Exercise directions:
Reproduce all of the data exactly, with no line skipped.

Dataset excerpts:

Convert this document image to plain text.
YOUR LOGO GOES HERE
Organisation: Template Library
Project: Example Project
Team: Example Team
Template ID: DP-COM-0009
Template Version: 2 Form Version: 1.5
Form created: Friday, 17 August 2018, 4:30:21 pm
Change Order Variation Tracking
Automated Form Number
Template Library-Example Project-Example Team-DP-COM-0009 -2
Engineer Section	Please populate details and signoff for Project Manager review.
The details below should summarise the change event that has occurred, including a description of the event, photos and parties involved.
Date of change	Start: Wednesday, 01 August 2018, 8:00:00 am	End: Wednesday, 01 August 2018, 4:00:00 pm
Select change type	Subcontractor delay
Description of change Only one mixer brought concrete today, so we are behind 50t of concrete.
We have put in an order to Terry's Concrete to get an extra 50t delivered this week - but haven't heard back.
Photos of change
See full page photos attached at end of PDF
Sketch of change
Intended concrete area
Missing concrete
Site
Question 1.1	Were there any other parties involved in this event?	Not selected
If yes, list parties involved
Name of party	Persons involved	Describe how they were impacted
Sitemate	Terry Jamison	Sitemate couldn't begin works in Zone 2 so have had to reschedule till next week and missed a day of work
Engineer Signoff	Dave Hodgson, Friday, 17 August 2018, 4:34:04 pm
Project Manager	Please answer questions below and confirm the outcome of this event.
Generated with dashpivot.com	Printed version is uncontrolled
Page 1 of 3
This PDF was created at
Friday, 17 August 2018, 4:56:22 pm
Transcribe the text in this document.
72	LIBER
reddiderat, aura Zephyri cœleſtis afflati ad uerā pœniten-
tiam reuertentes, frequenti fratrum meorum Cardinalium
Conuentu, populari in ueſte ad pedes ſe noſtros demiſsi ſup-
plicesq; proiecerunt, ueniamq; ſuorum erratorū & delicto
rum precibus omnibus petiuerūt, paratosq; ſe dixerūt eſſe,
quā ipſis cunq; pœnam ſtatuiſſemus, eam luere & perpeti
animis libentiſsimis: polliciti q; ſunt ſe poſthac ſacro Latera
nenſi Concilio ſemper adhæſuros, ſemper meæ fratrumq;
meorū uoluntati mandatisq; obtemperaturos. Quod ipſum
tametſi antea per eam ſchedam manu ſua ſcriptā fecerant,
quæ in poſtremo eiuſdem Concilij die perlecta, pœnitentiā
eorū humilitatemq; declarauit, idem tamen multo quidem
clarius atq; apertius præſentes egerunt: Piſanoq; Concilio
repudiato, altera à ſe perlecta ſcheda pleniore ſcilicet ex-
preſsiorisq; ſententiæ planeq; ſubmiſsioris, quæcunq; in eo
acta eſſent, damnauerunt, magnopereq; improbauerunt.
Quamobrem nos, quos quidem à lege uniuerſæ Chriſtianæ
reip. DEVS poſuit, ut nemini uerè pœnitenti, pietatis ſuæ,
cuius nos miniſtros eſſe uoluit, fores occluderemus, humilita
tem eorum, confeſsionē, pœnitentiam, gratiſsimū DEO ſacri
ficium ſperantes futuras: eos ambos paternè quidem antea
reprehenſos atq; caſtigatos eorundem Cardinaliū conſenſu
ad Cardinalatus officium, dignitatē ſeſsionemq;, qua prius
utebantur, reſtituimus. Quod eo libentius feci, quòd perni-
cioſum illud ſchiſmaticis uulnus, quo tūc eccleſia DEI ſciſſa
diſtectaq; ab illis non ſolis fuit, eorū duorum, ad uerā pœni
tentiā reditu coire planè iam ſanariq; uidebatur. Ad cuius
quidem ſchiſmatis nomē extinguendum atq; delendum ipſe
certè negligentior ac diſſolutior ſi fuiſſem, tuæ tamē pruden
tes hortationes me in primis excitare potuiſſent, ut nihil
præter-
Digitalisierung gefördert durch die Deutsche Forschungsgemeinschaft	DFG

Answer to this task:
Convert this document image to plain text.
YOUR LOGO GOES HERE
Organisation: Template Library
Project: Example Project
Team: Example Team
Template ID: DP-COM-0009
Template Version: 2 Form Version: 1.5
Form created: Friday, 17 August 2018, 4:30:21 pm
Change Order Variation Tracking
Automated Form Number
Template Library-Example Project-Example Team-DP-COM-0009 -2
Engineer Section	Please populate details and signoff for Project Manager review.
The details below should summarise the change event that has occurred, including a description of the event, photos and parties involved.
Date of change	Start: Wednesday, 01 August 2018, 8:00:00 am	End: Wednesday, 01 August 2018, 4:00:00 pm
Select change type	Subcontractor delay
Description of change Only one mixer brought concrete today, so we are behind 50t of concrete.
We have put in an order to Terry's Concrete to get an extra 50t delivered this week - but haven't heard back.
Photos of change
See full page photos attached at end of PDF
Sketch of change
Intended concrete area
Missing concrete
Site
Question 1.1	Were there any other parties involved in this event?	Not selected
If yes, list parties involved
Name of party	Persons involved	Describe how they were impacted
Sitemate	Terry Jamison	Sitemate couldn't begin works in Zone 2 so have had to reschedule till next week and missed a day of work
Engineer Signoff	Dave Hodgson, Friday, 17 August 2018, 4:34:04 pm
Project Manager	Please answer questions below and confirm the outcome of this event.
Generated with dashpivot.com	Printed version is uncontrolled
Page 1 of 3
This PDF was created at
Friday, 17 August 2018, 4:56:22 pm
Transcribe the text in this document.
72	LIBER
reddiderat, aura Zephyri cœleſtis afflati ad uerā pœniten-
tiam reuertentes, frequenti fratrum meorum Cardinalium
Conuentu, populari in ueſte ad pedes ſe noſtros demiſsi ſup-
plicesq; proiecerunt, ueniamq; ſuorum erratorū & delicto
rum precibus omnibus petiuerūt, paratosq; ſe dixerūt eſſe,
quā ipſis cunq; pœnam ſtatuiſſemus, eam luere & perpeti
animis libentiſsimis: polliciti q; ſunt ſe poſthac ſacro Latera
nenſi Concilio ſemper adhæſuros, ſemper meæ fratrumq;
meorū uoluntati mandatisq; obtemperaturos. Quod ipſum
tametſi antea per eam ſchedam manu ſua ſcriptā fecerant,
quæ in poſtremo eiuſdem Concilij die perlecta, pœnitentiā
eorū humilitatemq; declarauit, idem tamen multo quidem
clarius atq; apertius præſentes egerunt: Piſanoq; Concilio
repudiato, altera à ſe perlecta ſcheda pleniore ſcilicet ex-
preſsiorisq; ſententiæ planeq; ſubmiſsioris, quæcunq; in eo
acta eſſent, damnauerunt, magnopereq; improbauerunt.
Quamobrem nos, quos quidem à lege uniuerſæ Chriſtianæ
reip. DEVS poſuit, ut nemini uerè pœnitenti, pietatis ſuæ,
cuius nos miniſtros eſſe uoluit, fores occluderemus, humilita
tem eorum, confeſsionē, pœnitentiam, gratiſsimū DEO ſacri
ficium ſperantes futuras: eos ambos paternè quidem antea
reprehenſos atq; caſtigatos eorundem Cardinaliū conſenſu
ad Cardinalatus officium, dignitatē ſeſsionemq;, qua prius
utebantur, reſtituimus. Quod eo libentius feci, quòd perni-
cioſum illud ſchiſmaticis uulnus, quo tūc eccleſia DEI ſciſſa
diſtectaq; ab illis non ſolis fuit, eorū duorum, ad uerā pœni
tentiā reditu coire planè iam ſanariq; uidebatur. Ad cuius
quidem ſchiſmatis nomē extinguendum atq; delendum ipſe
certè negligentior ac diſſolutior ſi fuiſſem, tuæ tamē pruden
tes hortationes me in primis excitare potuiſſent, ut nihil
præter-
Digitalisierung gefördert durch die Deutsche Forschungsgemeinschaft	DFG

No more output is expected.